(EXERCISE PROMPT):
In every record below, swap "y-tick-label" for "y-axis-label" and leave everything else unchanged. Omit the pictures from your output.

── RECORDS TO USE ──

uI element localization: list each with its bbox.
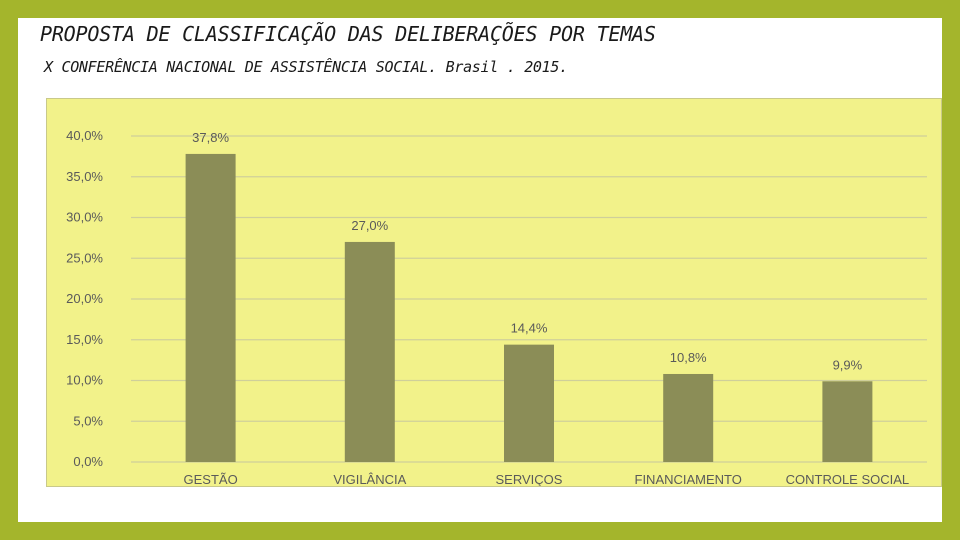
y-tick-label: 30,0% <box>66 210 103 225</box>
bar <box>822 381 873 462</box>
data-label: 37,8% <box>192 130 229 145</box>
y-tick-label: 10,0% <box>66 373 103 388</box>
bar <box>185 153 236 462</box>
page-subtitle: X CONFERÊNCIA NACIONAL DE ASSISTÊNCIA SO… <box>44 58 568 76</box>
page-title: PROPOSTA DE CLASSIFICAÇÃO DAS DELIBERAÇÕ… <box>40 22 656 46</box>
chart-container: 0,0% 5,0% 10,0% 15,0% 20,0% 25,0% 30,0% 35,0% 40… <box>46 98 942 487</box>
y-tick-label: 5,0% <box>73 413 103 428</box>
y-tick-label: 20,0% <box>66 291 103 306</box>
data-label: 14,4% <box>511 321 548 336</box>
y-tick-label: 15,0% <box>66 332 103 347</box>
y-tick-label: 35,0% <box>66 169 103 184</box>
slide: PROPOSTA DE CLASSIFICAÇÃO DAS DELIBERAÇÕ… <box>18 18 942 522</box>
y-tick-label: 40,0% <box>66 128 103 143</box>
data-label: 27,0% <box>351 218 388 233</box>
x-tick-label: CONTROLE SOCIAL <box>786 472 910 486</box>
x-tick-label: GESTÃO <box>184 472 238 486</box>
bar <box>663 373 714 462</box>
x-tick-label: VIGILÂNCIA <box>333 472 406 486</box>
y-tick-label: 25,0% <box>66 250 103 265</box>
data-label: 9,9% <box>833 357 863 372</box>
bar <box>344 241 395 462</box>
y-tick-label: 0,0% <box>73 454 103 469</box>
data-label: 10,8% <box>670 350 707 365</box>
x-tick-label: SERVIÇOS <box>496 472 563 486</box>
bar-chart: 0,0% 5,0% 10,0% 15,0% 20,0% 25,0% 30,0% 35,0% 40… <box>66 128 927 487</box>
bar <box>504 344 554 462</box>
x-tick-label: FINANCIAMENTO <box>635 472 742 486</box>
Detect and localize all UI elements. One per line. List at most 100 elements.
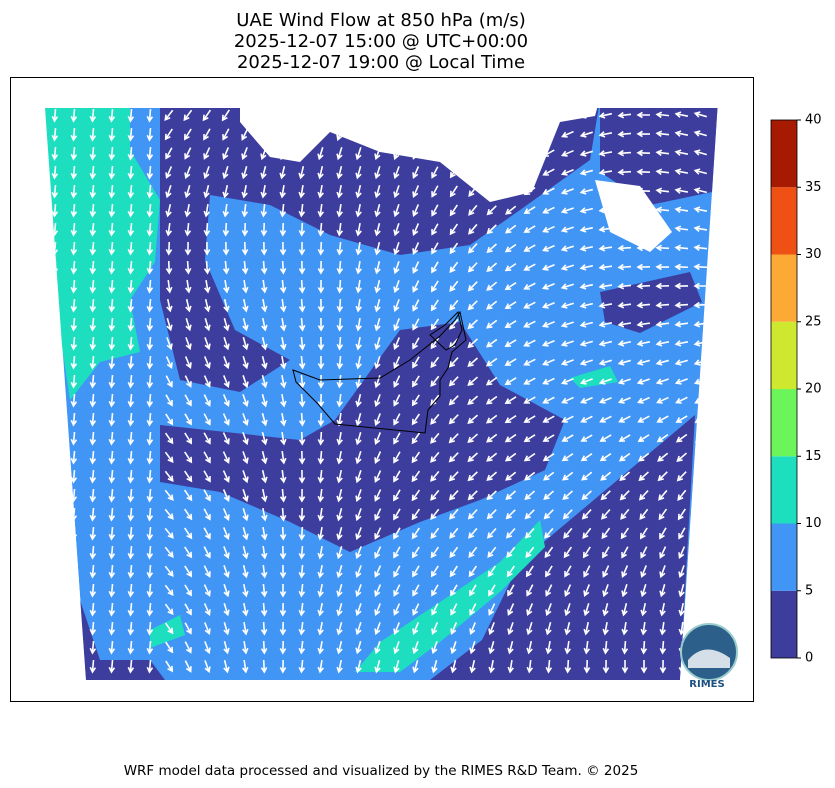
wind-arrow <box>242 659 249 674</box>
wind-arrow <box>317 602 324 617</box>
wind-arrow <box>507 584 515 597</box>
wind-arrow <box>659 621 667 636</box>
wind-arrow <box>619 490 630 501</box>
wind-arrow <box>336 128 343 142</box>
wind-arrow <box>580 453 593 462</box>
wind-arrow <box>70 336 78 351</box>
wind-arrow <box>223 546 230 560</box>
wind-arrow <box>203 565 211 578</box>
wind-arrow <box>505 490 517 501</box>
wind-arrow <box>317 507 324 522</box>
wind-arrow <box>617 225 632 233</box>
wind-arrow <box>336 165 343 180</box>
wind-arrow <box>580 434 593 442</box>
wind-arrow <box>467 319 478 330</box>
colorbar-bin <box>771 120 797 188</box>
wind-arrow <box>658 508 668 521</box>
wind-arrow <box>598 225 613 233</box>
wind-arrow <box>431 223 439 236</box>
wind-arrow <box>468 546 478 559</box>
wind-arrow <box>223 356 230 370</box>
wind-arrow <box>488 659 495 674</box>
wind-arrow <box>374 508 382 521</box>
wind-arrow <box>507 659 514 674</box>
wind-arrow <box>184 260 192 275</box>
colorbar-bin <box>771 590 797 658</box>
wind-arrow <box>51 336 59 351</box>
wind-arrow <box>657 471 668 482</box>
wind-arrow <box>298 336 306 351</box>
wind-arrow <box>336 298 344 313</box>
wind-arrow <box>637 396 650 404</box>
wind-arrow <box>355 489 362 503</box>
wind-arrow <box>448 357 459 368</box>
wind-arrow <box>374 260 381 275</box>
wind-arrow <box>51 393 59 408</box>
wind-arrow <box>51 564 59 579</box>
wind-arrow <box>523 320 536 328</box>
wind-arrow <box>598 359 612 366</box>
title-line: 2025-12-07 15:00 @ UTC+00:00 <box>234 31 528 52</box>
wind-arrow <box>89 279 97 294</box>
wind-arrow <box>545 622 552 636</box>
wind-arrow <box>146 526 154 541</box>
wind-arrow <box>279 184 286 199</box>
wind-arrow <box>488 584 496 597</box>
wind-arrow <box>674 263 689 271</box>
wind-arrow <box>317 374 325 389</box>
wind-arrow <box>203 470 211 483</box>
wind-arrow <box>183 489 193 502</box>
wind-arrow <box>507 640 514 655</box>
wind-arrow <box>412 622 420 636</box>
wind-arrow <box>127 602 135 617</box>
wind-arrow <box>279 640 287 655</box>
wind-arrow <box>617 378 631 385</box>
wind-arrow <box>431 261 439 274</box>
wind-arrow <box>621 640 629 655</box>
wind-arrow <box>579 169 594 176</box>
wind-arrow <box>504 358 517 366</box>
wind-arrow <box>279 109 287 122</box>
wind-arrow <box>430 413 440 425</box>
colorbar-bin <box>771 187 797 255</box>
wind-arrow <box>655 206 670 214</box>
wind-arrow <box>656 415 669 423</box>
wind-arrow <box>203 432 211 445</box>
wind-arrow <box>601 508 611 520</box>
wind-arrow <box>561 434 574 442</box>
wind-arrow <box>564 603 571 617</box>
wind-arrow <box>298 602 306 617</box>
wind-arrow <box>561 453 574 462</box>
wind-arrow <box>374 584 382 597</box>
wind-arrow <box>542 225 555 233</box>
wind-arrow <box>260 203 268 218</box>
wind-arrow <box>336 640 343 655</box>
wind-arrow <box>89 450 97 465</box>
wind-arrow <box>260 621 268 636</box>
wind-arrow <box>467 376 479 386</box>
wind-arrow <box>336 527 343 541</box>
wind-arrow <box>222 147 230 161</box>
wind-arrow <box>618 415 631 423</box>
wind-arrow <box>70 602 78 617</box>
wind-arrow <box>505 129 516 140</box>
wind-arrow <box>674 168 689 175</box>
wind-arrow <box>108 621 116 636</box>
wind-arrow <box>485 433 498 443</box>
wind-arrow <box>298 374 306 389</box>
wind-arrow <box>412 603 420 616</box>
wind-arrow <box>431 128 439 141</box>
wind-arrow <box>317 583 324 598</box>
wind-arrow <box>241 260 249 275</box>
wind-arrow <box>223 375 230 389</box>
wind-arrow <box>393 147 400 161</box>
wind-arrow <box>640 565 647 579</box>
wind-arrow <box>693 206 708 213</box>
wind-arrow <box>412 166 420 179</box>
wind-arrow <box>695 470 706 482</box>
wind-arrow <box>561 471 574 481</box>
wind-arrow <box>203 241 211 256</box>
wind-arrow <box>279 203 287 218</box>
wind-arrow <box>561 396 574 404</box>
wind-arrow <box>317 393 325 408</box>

───

(TASK OUTPUT):
uI element localization: list each with its bbox.
y-axis-label: 30,0% <box>66 210 103 225</box>
bar <box>822 381 873 462</box>
data-label: 37,8% <box>192 130 229 145</box>
y-axis-label: 10,0% <box>66 373 103 388</box>
bar <box>185 153 236 462</box>
page-subtitle: X CONFERÊNCIA NACIONAL DE ASSISTÊNCIA SO… <box>44 58 568 76</box>
page-title: PROPOSTA DE CLASSIFICAÇÃO DAS DELIBERAÇÕ… <box>40 22 656 46</box>
chart-container: 0,0% 5,0% 10,0% 15,0% 20,0% 25,0% 30,0% 35,0% 40… <box>46 98 942 487</box>
y-axis-label: 5,0% <box>73 413 103 428</box>
y-axis-label: 20,0% <box>66 291 103 306</box>
data-label: 14,4% <box>511 321 548 336</box>
y-axis-label: 15,0% <box>66 332 103 347</box>
y-axis-label: 35,0% <box>66 169 103 184</box>
slide: PROPOSTA DE CLASSIFICAÇÃO DAS DELIBERAÇÕ… <box>18 18 942 522</box>
y-axis-label: 40,0% <box>66 128 103 143</box>
data-label: 27,0% <box>351 218 388 233</box>
x-tick-label: CONTROLE SOCIAL <box>786 472 910 486</box>
x-tick-label: GESTÃO <box>184 472 238 486</box>
bar <box>663 373 714 462</box>
x-tick-label: VIGILÂNCIA <box>333 472 406 486</box>
y-axis-label: 25,0% <box>66 250 103 265</box>
data-label: 9,9% <box>833 357 863 372</box>
bar <box>344 241 395 462</box>
y-axis-label: 0,0% <box>73 454 103 469</box>
data-label: 10,8% <box>670 350 707 365</box>
x-tick-label: SERVIÇOS <box>496 472 563 486</box>
bar-chart: 0,0% 5,0% 10,0% 15,0% 20,0% 25,0% 30,0% 35,0% 40… <box>66 128 927 487</box>
bar <box>504 344 554 462</box>
x-tick-label: FINANCIAMENTO <box>635 472 742 486</box>
Detect and localize all UI elements. One per line. List at most 100 elements.
wind-arrow <box>242 659 249 674</box>
wind-arrow <box>317 602 324 617</box>
wind-arrow <box>507 584 515 597</box>
wind-arrow <box>659 621 667 636</box>
wind-arrow <box>619 490 630 501</box>
wind-arrow <box>336 128 343 142</box>
wind-arrow <box>580 453 593 462</box>
wind-arrow <box>70 336 78 351</box>
wind-arrow <box>223 546 230 560</box>
wind-arrow <box>203 565 211 578</box>
wind-arrow <box>505 490 517 501</box>
wind-arrow <box>317 507 324 522</box>
wind-arrow <box>617 225 632 233</box>
wind-arrow <box>336 165 343 180</box>
wind-arrow <box>580 434 593 442</box>
wind-arrow <box>467 319 478 330</box>
colorbar-bin <box>771 120 797 188</box>
wind-arrow <box>658 508 668 521</box>
wind-arrow <box>598 225 613 233</box>
wind-arrow <box>431 223 439 236</box>
wind-arrow <box>468 546 478 559</box>
wind-arrow <box>223 356 230 370</box>
wind-arrow <box>488 659 495 674</box>
wind-arrow <box>374 508 382 521</box>
wind-arrow <box>507 659 514 674</box>
wind-arrow <box>184 260 192 275</box>
colorbar-bin <box>771 590 797 658</box>
wind-arrow <box>51 336 59 351</box>
wind-arrow <box>657 471 668 482</box>
wind-arrow <box>298 336 306 351</box>
wind-arrow <box>336 298 344 313</box>
wind-arrow <box>637 396 650 404</box>
wind-arrow <box>355 489 362 503</box>
wind-arrow <box>448 357 459 368</box>
wind-arrow <box>374 260 381 275</box>
wind-arrow <box>51 393 59 408</box>
wind-arrow <box>51 564 59 579</box>
wind-arrow <box>523 320 536 328</box>
wind-arrow <box>598 359 612 366</box>
title-line: 2025-12-07 15:00 @ UTC+00:00 <box>234 31 528 52</box>
wind-arrow <box>89 279 97 294</box>
wind-arrow <box>545 622 552 636</box>
wind-arrow <box>146 526 154 541</box>
wind-arrow <box>279 184 286 199</box>
wind-arrow <box>488 584 496 597</box>
wind-arrow <box>674 263 689 271</box>
wind-arrow <box>317 374 325 389</box>
wind-arrow <box>203 470 211 483</box>
wind-arrow <box>183 489 193 502</box>
wind-arrow <box>507 640 514 655</box>
wind-arrow <box>412 622 420 636</box>
wind-arrow <box>127 602 135 617</box>
wind-arrow <box>279 640 287 655</box>
wind-arrow <box>617 378 631 385</box>
wind-arrow <box>431 261 439 274</box>
wind-arrow <box>621 640 629 655</box>
wind-arrow <box>579 169 594 176</box>
wind-arrow <box>504 358 517 366</box>
wind-arrow <box>279 109 287 122</box>
wind-arrow <box>430 413 440 425</box>
colorbar-bin <box>771 187 797 255</box>
wind-arrow <box>655 206 670 214</box>
wind-arrow <box>656 415 669 423</box>
wind-arrow <box>203 432 211 445</box>
wind-arrow <box>601 508 611 520</box>
wind-arrow <box>561 434 574 442</box>
wind-arrow <box>564 603 571 617</box>
wind-arrow <box>298 602 306 617</box>
wind-arrow <box>561 453 574 462</box>
wind-arrow <box>374 584 382 597</box>
wind-arrow <box>542 225 555 233</box>
wind-arrow <box>260 203 268 218</box>
wind-arrow <box>336 640 343 655</box>
wind-arrow <box>89 450 97 465</box>
wind-arrow <box>260 621 268 636</box>
wind-arrow <box>467 376 479 386</box>
wind-arrow <box>336 527 343 541</box>
wind-arrow <box>222 147 230 161</box>
wind-arrow <box>618 415 631 423</box>
wind-arrow <box>70 602 78 617</box>
wind-arrow <box>505 129 516 140</box>
wind-arrow <box>674 168 689 175</box>
wind-arrow <box>108 621 116 636</box>
wind-arrow <box>485 433 498 443</box>
wind-arrow <box>298 374 306 389</box>
wind-arrow <box>412 603 420 616</box>
wind-arrow <box>431 128 439 141</box>
wind-arrow <box>317 583 324 598</box>
wind-arrow <box>241 260 249 275</box>
wind-arrow <box>223 375 230 389</box>
wind-arrow <box>393 147 400 161</box>
wind-arrow <box>640 565 647 579</box>
wind-arrow <box>693 206 708 213</box>
wind-arrow <box>412 166 420 179</box>
wind-arrow <box>695 470 706 482</box>
wind-arrow <box>561 471 574 481</box>
wind-arrow <box>203 241 211 256</box>
wind-arrow <box>279 203 287 218</box>
wind-arrow <box>561 396 574 404</box>
wind-arrow <box>317 393 325 408</box>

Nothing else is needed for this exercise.